# Brief
Each line of the listing that contains the word "room" is to be copied.

━━ Dataset extract

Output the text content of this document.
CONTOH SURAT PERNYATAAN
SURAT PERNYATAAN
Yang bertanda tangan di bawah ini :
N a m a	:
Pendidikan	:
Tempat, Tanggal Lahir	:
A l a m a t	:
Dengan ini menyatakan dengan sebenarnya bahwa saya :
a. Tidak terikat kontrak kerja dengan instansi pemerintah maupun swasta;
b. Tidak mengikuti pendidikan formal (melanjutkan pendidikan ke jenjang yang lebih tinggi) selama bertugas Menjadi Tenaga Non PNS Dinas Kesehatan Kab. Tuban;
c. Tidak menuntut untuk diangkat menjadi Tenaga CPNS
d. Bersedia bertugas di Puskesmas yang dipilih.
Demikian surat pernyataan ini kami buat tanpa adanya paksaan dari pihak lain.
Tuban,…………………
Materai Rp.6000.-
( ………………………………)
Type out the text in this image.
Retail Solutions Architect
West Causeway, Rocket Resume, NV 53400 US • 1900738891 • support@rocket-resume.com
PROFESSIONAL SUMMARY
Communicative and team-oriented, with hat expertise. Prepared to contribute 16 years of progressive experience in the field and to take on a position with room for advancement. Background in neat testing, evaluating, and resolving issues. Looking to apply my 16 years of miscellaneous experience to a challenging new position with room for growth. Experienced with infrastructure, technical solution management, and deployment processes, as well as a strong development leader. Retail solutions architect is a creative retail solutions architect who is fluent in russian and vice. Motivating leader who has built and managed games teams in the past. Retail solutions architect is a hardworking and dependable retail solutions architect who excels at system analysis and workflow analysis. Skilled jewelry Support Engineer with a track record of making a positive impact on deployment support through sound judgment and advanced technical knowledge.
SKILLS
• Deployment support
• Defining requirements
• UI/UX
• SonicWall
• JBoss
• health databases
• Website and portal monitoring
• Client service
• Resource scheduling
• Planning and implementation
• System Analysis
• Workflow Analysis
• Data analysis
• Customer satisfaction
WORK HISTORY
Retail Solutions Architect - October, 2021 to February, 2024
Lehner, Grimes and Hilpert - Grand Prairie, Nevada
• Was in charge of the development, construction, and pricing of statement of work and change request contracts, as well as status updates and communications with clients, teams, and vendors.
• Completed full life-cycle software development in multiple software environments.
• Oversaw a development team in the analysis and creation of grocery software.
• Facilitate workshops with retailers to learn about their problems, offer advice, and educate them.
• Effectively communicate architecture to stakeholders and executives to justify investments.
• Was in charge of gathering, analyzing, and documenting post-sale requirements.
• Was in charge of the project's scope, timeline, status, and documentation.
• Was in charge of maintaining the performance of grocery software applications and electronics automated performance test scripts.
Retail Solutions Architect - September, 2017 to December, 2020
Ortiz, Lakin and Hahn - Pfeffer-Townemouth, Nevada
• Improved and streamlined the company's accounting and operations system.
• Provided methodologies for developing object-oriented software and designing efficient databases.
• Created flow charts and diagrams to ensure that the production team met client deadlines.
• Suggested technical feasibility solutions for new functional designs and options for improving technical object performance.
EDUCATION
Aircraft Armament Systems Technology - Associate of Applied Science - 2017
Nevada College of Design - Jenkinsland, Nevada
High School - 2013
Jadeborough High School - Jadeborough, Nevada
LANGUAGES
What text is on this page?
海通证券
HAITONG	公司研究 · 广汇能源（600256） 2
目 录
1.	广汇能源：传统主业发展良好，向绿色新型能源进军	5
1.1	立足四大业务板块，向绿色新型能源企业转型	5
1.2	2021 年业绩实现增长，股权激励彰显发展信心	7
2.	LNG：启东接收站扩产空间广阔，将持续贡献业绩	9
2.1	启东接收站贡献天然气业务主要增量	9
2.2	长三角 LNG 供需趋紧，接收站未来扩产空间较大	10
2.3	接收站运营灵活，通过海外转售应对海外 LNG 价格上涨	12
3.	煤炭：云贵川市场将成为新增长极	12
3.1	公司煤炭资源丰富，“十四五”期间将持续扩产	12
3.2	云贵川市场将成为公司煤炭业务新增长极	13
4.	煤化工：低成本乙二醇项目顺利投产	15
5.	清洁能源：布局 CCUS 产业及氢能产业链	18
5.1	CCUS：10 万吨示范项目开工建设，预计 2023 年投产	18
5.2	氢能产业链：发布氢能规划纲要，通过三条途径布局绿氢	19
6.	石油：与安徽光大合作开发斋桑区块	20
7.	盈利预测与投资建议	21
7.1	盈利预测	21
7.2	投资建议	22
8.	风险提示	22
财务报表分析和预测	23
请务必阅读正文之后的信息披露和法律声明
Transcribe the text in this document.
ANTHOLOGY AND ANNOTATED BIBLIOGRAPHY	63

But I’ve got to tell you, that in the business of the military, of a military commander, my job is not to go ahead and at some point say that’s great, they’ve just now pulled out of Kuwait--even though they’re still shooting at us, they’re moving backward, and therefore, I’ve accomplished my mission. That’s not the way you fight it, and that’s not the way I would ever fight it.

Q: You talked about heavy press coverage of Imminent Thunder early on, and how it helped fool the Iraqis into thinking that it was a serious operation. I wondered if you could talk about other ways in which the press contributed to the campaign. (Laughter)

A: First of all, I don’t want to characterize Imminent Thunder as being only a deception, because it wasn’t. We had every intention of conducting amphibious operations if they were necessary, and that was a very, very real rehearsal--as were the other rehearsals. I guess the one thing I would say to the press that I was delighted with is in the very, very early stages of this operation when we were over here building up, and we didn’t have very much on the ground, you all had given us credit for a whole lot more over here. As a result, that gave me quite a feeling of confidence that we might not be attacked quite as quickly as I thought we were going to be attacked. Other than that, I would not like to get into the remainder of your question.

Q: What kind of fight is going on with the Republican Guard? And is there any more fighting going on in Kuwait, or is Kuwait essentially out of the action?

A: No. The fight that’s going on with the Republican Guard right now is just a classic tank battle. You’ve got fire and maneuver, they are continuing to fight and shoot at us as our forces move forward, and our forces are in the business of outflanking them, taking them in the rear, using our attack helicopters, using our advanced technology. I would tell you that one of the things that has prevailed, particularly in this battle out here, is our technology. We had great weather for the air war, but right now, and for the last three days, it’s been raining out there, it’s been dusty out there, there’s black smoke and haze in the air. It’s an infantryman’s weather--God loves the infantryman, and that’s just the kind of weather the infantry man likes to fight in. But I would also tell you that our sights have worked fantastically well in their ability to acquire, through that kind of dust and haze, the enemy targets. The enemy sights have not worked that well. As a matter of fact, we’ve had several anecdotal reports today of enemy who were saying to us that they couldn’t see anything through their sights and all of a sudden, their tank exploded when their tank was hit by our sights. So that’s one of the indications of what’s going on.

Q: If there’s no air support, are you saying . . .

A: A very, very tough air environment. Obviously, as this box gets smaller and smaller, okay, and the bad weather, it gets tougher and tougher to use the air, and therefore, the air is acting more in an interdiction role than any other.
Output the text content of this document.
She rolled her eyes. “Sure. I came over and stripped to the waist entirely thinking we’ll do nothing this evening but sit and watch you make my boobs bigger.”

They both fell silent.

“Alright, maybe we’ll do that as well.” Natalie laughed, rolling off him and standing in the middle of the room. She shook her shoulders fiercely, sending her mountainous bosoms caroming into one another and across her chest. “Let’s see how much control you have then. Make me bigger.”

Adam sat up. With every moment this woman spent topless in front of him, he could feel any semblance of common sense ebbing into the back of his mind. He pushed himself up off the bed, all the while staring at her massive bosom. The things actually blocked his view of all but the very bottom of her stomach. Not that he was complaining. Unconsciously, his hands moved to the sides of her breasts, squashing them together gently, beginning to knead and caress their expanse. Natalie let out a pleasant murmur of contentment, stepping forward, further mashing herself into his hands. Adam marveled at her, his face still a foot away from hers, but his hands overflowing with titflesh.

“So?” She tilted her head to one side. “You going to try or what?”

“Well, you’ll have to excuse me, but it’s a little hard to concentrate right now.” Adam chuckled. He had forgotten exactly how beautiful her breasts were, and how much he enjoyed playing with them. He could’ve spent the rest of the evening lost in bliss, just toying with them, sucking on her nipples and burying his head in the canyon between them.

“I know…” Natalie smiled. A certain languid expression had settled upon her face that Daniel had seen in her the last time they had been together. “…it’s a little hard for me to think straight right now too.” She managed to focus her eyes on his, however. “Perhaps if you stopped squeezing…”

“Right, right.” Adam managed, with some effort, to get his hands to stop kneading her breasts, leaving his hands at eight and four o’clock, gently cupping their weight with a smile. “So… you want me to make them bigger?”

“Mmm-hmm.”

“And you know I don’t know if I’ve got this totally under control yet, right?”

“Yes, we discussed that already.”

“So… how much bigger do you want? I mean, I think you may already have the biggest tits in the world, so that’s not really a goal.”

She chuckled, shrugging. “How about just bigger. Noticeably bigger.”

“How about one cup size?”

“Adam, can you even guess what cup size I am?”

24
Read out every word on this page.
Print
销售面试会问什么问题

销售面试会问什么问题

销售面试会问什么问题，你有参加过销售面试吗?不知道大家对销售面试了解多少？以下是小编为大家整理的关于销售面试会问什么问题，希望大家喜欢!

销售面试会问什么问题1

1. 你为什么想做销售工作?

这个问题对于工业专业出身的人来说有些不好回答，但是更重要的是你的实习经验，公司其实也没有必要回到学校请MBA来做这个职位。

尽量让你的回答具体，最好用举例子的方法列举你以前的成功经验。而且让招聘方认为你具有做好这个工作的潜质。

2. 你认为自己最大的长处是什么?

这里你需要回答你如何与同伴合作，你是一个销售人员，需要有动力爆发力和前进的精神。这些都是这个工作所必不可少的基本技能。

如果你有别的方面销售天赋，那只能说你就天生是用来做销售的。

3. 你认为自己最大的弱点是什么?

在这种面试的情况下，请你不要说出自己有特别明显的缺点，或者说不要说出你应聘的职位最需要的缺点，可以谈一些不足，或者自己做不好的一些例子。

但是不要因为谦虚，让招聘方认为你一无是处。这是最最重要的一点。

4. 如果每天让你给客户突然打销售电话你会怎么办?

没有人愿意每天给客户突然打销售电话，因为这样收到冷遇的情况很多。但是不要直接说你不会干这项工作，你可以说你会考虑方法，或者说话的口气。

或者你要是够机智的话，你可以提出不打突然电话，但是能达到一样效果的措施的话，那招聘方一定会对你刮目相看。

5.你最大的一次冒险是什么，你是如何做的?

━━━━

# Answer in full
Communicative and team-oriented, with hat expertise. Prepared to contribute 16 years of progressive experience in the field and to take on a position with room for advancement. Background in neat testing, evaluating, and resolving issues. Looking to apply my 16 years of miscellaneous experience to a challenging new position with room for growth. Experienced with infrastructure, technical solution management, and deployment processes, as well as a strong development leader. Retail solutions architect is a creative retail solutions architect who is fluent in russian and vice. Motivating leader who has built and managed games teams in the past. Retail solutions architect is a hardworking and dependable retail solutions architect who excels at system analysis and workflow analysis. Skilled jewelry Support Engineer with a track record of making a positive impact on deployment support through sound judgment and advanced technical knowledge.
“Alright, maybe we’ll do that as well.” Natalie laughed, rolling off him and standing in the middle of the room. She shook her shoulders fiercely, sending her mountainous bosoms caroming into one another and across her chest. “Let’s see how much control you have then. Make me bigger.”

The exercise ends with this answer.